Set problem 1 -> Count how many lines in the rows below contain the string "legend", and reply with that number alone.

Document segment ->
We Are Brothers: Deepening the Conversation between American Jews and American Muslims

The appointment of Bob Silverman by the American Jewish Committee as the first official Jewish ambassador to the American Muslim community, as reported here by Lauren Markoe of the Religion News Service, is a great step forward in fostering greater ties between the two communities. Understanding the cultural similarities and differences between the two groups, such as in the daily obligations of both groups as well as theology, is the first step in this process. The Muslim community is too often seen as a monolithic group in which differences of theology, language, and culture are ignored in order to sustain their otherness, while their status as Americans, whether from birth or by choice is forgotten. American Jews and Muslims have a common experience facing the challenges of integration, which can serve to deepen ties. To help illustrate his point that American Muslims are American¸ Silverman stated that, “The assumption is for this job that you have to know Arabic. But most American Muslims don’t know Arabic. They’re American; they speak English,” although of course they may also speak another language such as Arabic or Turkish or Urdu.

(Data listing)

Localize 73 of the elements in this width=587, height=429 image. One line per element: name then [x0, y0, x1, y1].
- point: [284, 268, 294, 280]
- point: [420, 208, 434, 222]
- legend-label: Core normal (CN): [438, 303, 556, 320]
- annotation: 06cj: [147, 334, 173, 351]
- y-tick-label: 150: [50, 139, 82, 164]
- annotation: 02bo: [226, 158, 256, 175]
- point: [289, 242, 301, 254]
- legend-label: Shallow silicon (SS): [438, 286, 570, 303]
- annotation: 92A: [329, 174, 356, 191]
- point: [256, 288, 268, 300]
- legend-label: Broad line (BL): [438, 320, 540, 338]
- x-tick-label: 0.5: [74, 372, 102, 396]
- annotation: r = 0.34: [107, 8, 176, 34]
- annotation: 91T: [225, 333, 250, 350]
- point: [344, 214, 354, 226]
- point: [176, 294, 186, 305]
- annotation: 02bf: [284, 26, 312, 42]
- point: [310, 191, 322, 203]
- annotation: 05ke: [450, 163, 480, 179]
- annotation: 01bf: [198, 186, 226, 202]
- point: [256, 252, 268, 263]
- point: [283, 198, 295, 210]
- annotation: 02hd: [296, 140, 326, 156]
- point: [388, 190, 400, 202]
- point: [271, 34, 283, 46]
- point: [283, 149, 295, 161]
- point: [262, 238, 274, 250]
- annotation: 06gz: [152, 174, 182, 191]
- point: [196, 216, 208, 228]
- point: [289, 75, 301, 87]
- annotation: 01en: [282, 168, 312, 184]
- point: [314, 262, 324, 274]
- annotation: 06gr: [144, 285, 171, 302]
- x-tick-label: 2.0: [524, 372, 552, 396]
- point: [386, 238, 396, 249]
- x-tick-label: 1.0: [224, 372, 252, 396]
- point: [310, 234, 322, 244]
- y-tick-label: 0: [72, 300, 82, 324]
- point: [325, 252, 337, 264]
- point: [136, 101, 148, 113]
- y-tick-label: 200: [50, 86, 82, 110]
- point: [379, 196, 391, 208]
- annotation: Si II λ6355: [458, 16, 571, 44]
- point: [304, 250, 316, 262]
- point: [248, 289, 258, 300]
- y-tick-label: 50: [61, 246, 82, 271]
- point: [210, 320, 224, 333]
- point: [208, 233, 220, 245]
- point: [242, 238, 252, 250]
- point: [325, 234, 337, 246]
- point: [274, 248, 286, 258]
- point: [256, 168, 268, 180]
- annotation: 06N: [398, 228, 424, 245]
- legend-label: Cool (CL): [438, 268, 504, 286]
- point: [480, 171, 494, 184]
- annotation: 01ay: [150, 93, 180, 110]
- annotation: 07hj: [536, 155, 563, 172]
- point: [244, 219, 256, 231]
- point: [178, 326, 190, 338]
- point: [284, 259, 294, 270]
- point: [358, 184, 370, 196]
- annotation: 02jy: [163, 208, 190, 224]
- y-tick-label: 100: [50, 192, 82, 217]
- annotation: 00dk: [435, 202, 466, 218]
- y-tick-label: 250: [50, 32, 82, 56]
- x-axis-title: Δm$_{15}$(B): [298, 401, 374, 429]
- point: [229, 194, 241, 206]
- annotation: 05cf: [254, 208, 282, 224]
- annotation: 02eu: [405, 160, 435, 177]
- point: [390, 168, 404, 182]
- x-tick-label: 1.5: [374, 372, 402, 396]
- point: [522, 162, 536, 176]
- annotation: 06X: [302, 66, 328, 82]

Set problem 2 -> Carry on the article about ties between American Jews and American Muslims from its final sentence.

Exercise response 1 -> 4

Exercise response 2 ->
This idea that most American Muslims may not speak Arabic parallels the fact that most American Jews may not know anything more than basic Hebrew, other than what is used in the synagogue or taught in Hebrew school. Being able to speak or learning to speak the language of the country shows that one is either already a member of, or trying to become a member of the national community. In this period in which there is a lot of rhetoric regarding the un-American status of whole groups of people in the country, whether for religious reasons or not, illustrating that the people themselves understand their personal identity to be American will go a long way to help decrease suspicions. Combining identities is one of the most American things to do, as this is a nation comprised of many different ethnic groups with varying backgrounds and traditions. Though some groups in this country may not like this fact, I have always felt that this is one of the greatest strengths that America possesses.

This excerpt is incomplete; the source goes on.